§ **Short exercise**
Type every record exactly as it appears.

Dataset entries on figures:
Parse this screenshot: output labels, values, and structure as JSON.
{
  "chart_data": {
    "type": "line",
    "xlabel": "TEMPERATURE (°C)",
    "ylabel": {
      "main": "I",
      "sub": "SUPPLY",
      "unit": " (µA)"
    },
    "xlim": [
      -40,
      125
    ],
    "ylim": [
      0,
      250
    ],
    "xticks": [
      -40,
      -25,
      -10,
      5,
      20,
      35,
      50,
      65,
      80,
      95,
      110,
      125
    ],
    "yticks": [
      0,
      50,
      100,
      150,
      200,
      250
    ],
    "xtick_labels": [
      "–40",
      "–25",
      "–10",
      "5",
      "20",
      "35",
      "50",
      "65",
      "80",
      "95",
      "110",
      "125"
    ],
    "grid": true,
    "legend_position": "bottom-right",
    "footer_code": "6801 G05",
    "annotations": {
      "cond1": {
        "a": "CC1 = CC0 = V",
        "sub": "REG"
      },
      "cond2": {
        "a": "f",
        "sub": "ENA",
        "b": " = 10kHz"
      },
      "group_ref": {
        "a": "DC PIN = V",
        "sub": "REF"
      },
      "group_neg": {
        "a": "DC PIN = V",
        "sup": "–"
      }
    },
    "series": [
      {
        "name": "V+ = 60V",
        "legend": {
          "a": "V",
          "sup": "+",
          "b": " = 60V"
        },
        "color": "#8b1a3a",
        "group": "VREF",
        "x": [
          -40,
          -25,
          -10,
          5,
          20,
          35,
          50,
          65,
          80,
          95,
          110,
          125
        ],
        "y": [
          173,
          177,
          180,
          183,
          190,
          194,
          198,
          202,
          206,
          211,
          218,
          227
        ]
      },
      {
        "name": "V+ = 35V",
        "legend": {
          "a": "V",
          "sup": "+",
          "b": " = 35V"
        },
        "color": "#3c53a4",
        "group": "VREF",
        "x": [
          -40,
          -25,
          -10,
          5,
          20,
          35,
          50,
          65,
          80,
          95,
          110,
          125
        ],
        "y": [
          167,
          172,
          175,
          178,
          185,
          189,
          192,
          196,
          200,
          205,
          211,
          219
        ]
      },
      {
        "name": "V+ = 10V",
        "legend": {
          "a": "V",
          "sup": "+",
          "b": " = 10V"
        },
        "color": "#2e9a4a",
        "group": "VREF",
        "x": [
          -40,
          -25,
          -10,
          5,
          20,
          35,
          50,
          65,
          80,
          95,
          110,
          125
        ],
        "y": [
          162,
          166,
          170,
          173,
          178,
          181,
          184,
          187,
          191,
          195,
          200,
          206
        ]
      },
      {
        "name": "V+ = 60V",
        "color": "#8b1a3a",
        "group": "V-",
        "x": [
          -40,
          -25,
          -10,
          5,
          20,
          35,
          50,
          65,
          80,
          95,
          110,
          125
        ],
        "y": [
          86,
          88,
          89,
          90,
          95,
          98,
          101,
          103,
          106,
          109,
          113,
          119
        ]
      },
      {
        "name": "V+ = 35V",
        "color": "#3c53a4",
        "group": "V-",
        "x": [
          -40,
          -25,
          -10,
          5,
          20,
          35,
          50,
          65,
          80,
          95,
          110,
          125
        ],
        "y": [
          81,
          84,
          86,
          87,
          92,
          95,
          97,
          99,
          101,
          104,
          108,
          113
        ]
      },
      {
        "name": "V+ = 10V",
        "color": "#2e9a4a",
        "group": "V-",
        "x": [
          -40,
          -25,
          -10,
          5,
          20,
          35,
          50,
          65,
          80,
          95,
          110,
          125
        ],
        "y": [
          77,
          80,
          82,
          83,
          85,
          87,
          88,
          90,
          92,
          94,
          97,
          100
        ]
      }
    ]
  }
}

§ **Finished answer**
Parse this screenshot: output labels, values, and structure as JSON.
{
  "chart_data": {
    "type": "line",
    "xlabel": "TEMPERATURE (°C)",
    "ylabel": {
      "main": "I",
      "sub": "SUPPLY",
      "unit": " (µA)"
    },
    "xlim": [
      -40,
      125
    ],
    "ylim": [
      0,
      250
    ],
    "xticks": [
      -40,
      -25,
      -10,
      5,
      20,
      35,
      50,
      65,
      80,
      95,
      110,
      125
    ],
    "yticks": [
      0,
      50,
      100,
      150,
      200,
      250
    ],
    "xtick_labels": [
      "–40",
      "–25",
      "–10",
      "5",
      "20",
      "35",
      "50",
      "65",
      "80",
      "95",
      "110",
      "125"
    ],
    "grid": true,
    "legend_position": "bottom-right",
    "footer_code": "6801 G05",
    "annotations": {
      "cond1": {
        "a": "CC1 = CC0 = V",
        "sub": "REG"
      },
      "cond2": {
        "a": "f",
        "sub": "ENA",
        "b": " = 10kHz"
      },
      "group_ref": {
        "a": "DC PIN = V",
        "sub": "REF"
      },
      "group_neg": {
        "a": "DC PIN = V",
        "sup": "–"
      }
    },
    "series": [
      {
        "name": "V+ = 60V",
        "legend": {
          "a": "V",
          "sup": "+",
          "b": " = 60V"
        },
        "color": "#8b1a3a",
        "group": "VREF",
        "x": [
          -40,
          -25,
          -10,
          5,
          20,
          35,
          50,
          65,
          80,
          95,
          110,
          125
        ],
        "y": [
          173,
          177,
          180,
          183,
          190,
          194,
          198,
          202,
          206,
          211,
          218,
          227
        ]
      },
      {
        "name": "V+ = 35V",
        "legend": {
          "a": "V",
          "sup": "+",
          "b": " = 35V"
        },
        "color": "#3c53a4",
        "group": "VREF",
        "x": [
          -40,
          -25,
          -10,
          5,
          20,
          35,
          50,
          65,
          80,
          95,
          110,
          125
        ],
        "y": [
          167,
          172,
          175,
          178,
          185,
          189,
          192,
          196,
          200,
          205,
          211,
          219
        ]
      },
      {
        "name": "V+ = 10V",
        "legend": {
          "a": "V",
          "sup": "+",
          "b": " = 10V"
        },
        "color": "#2e9a4a",
        "group": "VREF",
        "x": [
          -40,
          -25,
          -10,
          5,
          20,
          35,
          50,
          65,
          80,
          95,
          110,
          125
        ],
        "y": [
          162,
          166,
          170,
          173,
          178,
          181,
          184,
          187,
          191,
          195,
          200,
          206
        ]
      },
      {
        "name": "V+ = 60V",
        "color": "#8b1a3a",
        "group": "V-",
        "x": [
          -40,
          -25,
          -10,
          5,
          20,
          35,
          50,
          65,
          80,
          95,
          110,
          125
        ],
        "y": [
          86,
          88,
          89,
          90,
          95,
          98,
          101,
          103,
          106,
          109,
          113,
          119
        ]
      },
      {
        "name": "V+ = 35V",
        "color": "#3c53a4",
        "group": "V-",
        "x": [
          -40,
          -25,
          -10,
          5,
          20,
          35,
          50,
          65,
          80,
          95,
          110,
          125
        ],
        "y": [
          81,
          84,
          86,
          87,
          92,
          95,
          97,
          99,
          101,
          104,
          108,
          113
        ]
      },
      {
        "name": "V+ = 10V",
        "color": "#2e9a4a",
        "group": "V-",
        "x": [
          -40,
          -25,
          -10,
          5,
          20,
          35,
          50,
          65,
          80,
          95,
          110,
          125
        ],
        "y": [
          77,
          80,
          82,
          83,
          85,
          87,
          88,
          90,
          92,
          94,
          97,
          100
        ]
      }
    ]
  }
}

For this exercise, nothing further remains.